— Start Material for this task —

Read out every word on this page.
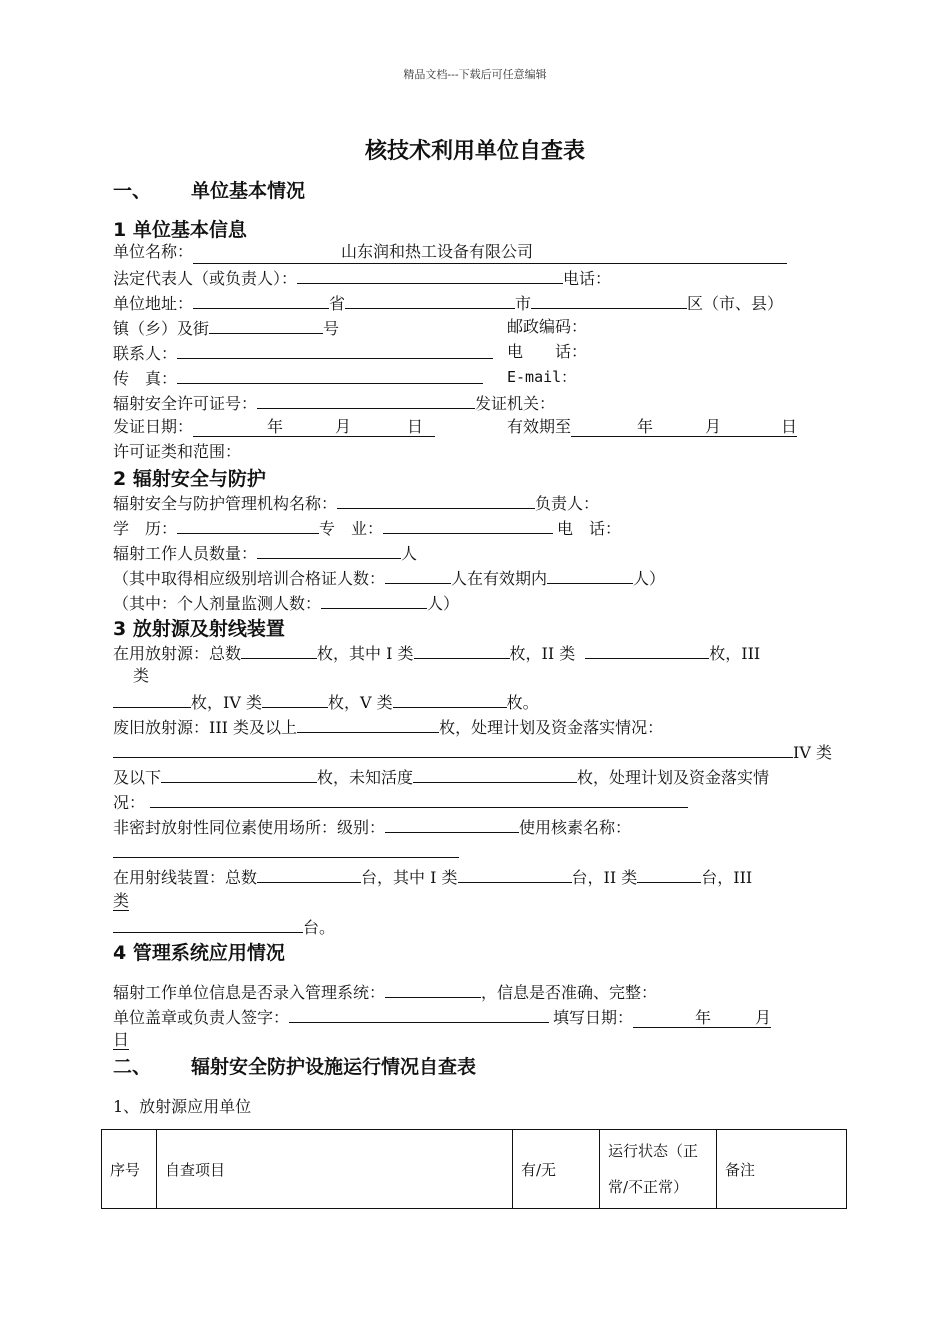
精品文档---下载后可任意编辑
核技术利用单位自查表
一、 单位基本情况
1 单位基本信息
单位名称：	山东润和热工设备有限公司
法定代表人（或负责人）：	电话：
单位地址：	省	市	区（市、县）
镇（乡）及街	号	邮政编码：
联系人：	电　　话：
传　真：	E-mail：
辐射安全许可证号：	发证机关：
发证日期：	年	月	日	有效期至	年	月	日
许可证类和范围：
2 辐射安全与防护
辐射安全与防护管理机构名称：	负责人：
学　历：	专　业：	电　话：
辐射工作人员数量：	人
（其中取得相应级别培训合格证人数：	人在有效期内	人）
（其中：个人剂量监测人数：	人）
3 放射源及射线装置
在用放射源：总数	枚，其中 I 类	枚，II 类	枚，III
类
枚，IV 类	枚，V 类	枚。
废旧放射源：III 类及以上	枚，处理计划及资金落实情况：
IV 类
及以下	枚，未知活度	枚，处理计划及资金落实情
况：
非密封放射性同位素使用场所：级别：	使用核素名称：
在用射线装置：总数	台，其中 I 类	台，II 类	台，III
类
台。
4 管理系统应用情况
辐射工作单位信息是否录入管理系统：	，信息是否准确、完整：
单位盖章或负责人签字：	填写日期：	年	月
日
二、 辐射安全防护设施运行情况自查表
1、放射源应用单位
序号	自查项目	有/无	运行状态（正常/不正常）	备注
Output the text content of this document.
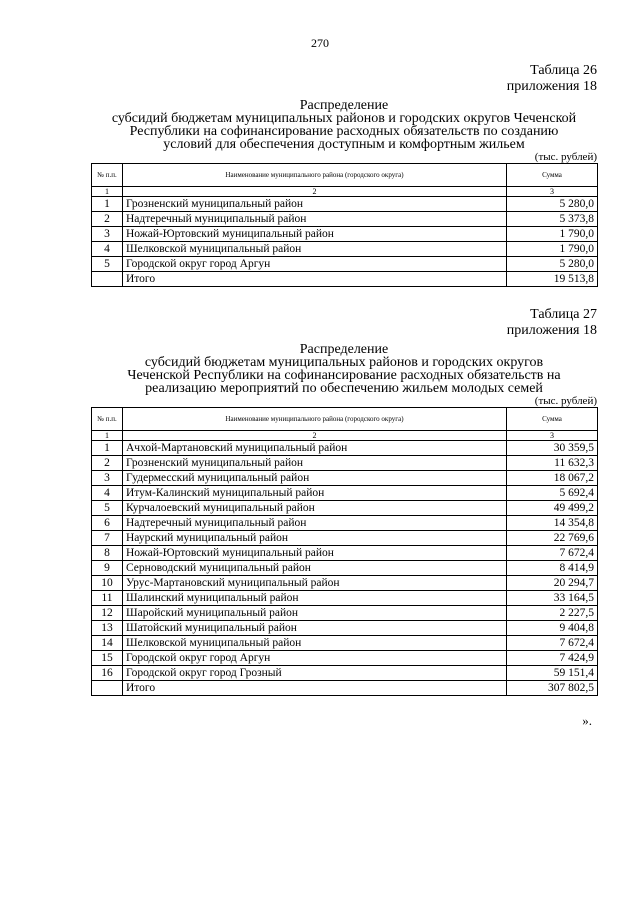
270
Таблица 26
приложения 18
Распределение
субсидий бюджетам муниципальных районов и городских округов Чеченской
Республики на софинансирование расходных обязательств по созданию
условий для обеспечения доступным и комфортным жильем
(тыс. рублей)
№ п.п.	Наименование муниципального района (городского округа)	Сумма
1	2	3
1	Грозненский муниципальный район	5 280,0
2	Надтеречный муниципальный район	5 373,8
3	Ножай-Юртовский муниципальный район	1 790,0
4	Шелковской муниципальный район	1 790,0
5	Городской округ город Аргун	5 280,0
	Итого	19 513,8
Таблица 27
приложения 18
Распределение
субсидий бюджетам муниципальных районов и городских округов
Чеченской Республики на софинансирование расходных обязательств на
реализацию мероприятий по обеспечению жильем молодых семей
(тыс. рублей)
№ п.п.	Наименование муниципального района (городского округа)	Сумма
1	2	3
1	Ачхой-Мартановский муниципальный район	30 359,5
2	Грозненский муниципальный район	11 632,3
3	Гудермесский муниципальный район	18 067,2
4	Итум-Калинский муниципальный район	5 692,4
5	Курчалоевский муниципальный район	49 499,2
6	Надтеречный муниципальный район	14 354,8
7	Наурский муниципальный район	22 769,6
8	Ножай-Юртовский муниципальный район	7 672,4
9	Серноводский муниципальный район	8 414,9
10	Урус-Мартановский муниципальный район	20 294,7
11	Шалинский муниципальный район	33 164,5
12	Шаройский муниципальный район	2 227,5
13	Шатойский муниципальный район	9 404,8
14	Шелковской муниципальный район	7 672,4
15	Городской округ город Аргун	7 424,9
16	Городской округ город Грозный	59 151,4
	Итого	307 802,5
».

— End Material for this task —

## Short task
All lines above with "Аргун" in them should be returned.

## Task response
5	Городской округ город Аргун	5 280,0
15	Городской округ город Аргун	7 424,9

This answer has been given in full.